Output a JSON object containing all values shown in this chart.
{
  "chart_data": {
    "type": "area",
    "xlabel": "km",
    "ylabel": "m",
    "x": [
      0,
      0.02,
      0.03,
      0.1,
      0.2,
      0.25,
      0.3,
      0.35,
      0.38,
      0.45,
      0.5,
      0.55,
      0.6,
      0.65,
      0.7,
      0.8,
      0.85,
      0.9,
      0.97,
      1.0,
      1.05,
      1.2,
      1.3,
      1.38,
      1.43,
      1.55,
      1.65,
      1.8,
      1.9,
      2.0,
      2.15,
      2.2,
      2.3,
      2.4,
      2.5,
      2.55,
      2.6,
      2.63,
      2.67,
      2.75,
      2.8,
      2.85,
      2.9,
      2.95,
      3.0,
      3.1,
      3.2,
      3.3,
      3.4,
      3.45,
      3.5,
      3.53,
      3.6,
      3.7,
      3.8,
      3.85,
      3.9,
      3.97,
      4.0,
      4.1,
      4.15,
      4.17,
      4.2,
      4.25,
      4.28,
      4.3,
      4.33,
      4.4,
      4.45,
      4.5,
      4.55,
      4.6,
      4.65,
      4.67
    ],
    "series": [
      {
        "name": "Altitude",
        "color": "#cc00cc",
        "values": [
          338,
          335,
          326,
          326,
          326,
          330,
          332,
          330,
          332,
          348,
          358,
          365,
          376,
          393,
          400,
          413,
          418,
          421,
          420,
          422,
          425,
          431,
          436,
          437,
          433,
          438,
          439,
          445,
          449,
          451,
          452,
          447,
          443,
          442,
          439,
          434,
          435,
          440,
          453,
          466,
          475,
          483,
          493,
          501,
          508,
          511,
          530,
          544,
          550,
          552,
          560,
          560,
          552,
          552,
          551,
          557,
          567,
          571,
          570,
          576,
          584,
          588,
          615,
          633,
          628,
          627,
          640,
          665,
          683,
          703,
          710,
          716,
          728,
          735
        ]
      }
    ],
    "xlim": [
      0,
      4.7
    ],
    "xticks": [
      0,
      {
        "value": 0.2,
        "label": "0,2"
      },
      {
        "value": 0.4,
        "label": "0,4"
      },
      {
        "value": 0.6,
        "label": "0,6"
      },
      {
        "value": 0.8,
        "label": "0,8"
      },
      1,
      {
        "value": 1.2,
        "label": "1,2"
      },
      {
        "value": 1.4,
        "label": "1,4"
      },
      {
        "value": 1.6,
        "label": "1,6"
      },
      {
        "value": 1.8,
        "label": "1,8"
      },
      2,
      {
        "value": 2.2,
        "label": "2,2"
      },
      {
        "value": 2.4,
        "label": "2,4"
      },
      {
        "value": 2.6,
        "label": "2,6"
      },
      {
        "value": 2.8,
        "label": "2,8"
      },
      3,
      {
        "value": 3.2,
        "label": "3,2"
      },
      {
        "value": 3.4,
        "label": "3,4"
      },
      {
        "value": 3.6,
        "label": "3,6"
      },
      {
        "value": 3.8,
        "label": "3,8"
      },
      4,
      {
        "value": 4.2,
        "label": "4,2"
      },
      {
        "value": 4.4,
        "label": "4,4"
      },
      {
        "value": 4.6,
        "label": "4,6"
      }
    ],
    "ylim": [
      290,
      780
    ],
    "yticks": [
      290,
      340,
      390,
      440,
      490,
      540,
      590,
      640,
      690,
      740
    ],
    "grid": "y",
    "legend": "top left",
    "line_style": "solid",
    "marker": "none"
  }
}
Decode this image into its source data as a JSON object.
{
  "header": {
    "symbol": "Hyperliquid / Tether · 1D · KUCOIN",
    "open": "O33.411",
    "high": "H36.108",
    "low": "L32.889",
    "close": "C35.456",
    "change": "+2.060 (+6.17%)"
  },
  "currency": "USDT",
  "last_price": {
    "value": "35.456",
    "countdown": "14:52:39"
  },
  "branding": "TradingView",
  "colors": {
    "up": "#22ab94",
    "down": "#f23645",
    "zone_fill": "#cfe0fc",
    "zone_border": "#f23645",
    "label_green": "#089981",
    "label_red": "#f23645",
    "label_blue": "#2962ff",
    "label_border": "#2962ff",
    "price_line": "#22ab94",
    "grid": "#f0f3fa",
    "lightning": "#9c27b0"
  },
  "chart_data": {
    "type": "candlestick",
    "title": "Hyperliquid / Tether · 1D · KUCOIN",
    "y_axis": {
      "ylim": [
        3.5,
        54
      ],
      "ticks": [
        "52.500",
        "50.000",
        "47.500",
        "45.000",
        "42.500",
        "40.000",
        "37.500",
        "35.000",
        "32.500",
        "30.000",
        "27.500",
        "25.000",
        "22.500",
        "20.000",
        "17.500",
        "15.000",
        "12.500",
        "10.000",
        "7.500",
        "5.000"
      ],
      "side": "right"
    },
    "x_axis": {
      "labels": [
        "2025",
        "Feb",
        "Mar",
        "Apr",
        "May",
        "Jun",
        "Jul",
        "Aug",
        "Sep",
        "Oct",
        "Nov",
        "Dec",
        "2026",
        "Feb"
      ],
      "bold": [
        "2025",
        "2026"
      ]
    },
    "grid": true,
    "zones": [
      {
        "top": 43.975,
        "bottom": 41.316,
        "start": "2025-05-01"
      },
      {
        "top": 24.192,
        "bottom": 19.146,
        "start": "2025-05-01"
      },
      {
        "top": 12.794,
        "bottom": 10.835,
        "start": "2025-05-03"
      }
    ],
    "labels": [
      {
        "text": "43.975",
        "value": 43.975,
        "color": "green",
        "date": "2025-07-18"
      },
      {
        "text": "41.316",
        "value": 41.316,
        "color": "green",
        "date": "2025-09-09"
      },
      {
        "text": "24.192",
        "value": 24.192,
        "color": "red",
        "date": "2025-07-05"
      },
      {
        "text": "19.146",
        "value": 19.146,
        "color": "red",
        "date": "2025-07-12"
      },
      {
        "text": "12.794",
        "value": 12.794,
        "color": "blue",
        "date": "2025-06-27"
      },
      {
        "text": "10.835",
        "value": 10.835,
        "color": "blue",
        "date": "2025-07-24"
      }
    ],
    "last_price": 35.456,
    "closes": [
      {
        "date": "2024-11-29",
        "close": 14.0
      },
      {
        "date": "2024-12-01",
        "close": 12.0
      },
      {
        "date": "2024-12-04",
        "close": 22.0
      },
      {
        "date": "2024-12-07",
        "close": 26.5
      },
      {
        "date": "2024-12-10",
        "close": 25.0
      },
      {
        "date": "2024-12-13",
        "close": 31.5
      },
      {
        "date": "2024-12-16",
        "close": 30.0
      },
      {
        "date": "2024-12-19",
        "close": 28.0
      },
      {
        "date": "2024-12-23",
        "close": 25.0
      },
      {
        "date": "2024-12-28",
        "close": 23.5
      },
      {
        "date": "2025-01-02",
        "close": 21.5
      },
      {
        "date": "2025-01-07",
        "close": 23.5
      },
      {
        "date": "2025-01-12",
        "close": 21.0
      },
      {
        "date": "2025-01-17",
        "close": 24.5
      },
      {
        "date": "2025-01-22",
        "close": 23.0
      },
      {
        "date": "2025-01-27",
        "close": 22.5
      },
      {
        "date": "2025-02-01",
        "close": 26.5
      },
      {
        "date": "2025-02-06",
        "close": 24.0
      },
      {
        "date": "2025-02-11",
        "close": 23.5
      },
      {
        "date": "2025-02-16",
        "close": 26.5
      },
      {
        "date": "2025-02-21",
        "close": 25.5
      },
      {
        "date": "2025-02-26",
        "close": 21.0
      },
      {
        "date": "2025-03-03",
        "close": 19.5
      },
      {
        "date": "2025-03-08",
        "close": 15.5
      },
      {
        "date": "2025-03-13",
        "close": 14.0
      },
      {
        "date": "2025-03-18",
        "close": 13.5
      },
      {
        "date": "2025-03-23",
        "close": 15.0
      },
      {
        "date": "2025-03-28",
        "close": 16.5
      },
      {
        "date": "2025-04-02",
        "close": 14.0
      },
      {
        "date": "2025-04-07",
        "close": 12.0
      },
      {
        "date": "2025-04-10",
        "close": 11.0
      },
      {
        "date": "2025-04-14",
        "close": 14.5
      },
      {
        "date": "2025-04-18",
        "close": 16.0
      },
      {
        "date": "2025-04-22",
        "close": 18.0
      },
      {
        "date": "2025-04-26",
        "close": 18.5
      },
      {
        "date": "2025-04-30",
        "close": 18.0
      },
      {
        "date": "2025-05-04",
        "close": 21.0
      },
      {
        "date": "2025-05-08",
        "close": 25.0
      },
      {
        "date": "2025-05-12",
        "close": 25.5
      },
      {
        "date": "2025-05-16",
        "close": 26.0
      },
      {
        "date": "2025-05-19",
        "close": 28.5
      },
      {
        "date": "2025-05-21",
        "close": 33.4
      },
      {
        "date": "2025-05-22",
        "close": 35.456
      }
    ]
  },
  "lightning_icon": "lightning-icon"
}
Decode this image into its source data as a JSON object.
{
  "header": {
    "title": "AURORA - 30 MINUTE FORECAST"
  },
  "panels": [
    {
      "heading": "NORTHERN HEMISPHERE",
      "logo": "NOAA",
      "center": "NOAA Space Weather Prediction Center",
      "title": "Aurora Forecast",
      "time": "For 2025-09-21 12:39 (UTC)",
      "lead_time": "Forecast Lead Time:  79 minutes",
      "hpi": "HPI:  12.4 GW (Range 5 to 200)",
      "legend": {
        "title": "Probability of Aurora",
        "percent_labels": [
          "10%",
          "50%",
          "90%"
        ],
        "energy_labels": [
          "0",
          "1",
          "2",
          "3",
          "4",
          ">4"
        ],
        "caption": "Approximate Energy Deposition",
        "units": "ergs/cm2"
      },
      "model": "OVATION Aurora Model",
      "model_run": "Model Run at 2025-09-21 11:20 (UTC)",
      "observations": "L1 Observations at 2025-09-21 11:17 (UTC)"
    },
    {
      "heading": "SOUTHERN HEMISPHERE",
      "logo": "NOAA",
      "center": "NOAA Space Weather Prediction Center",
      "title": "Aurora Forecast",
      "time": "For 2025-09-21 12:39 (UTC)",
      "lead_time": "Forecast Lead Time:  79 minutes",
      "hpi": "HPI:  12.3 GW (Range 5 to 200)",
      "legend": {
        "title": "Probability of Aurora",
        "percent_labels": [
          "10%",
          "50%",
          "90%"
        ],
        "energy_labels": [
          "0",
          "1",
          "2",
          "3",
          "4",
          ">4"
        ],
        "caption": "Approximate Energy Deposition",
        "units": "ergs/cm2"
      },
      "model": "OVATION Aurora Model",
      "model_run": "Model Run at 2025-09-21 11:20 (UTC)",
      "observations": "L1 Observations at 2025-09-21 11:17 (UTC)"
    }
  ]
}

● **TASK PROMPT**: From the entries above, extract each line containing "bottom".

● **ANSWER TO THE EXERCISE**:
        "bottom": 41.316,
        "bottom": 19.146,
        "bottom": 10.835,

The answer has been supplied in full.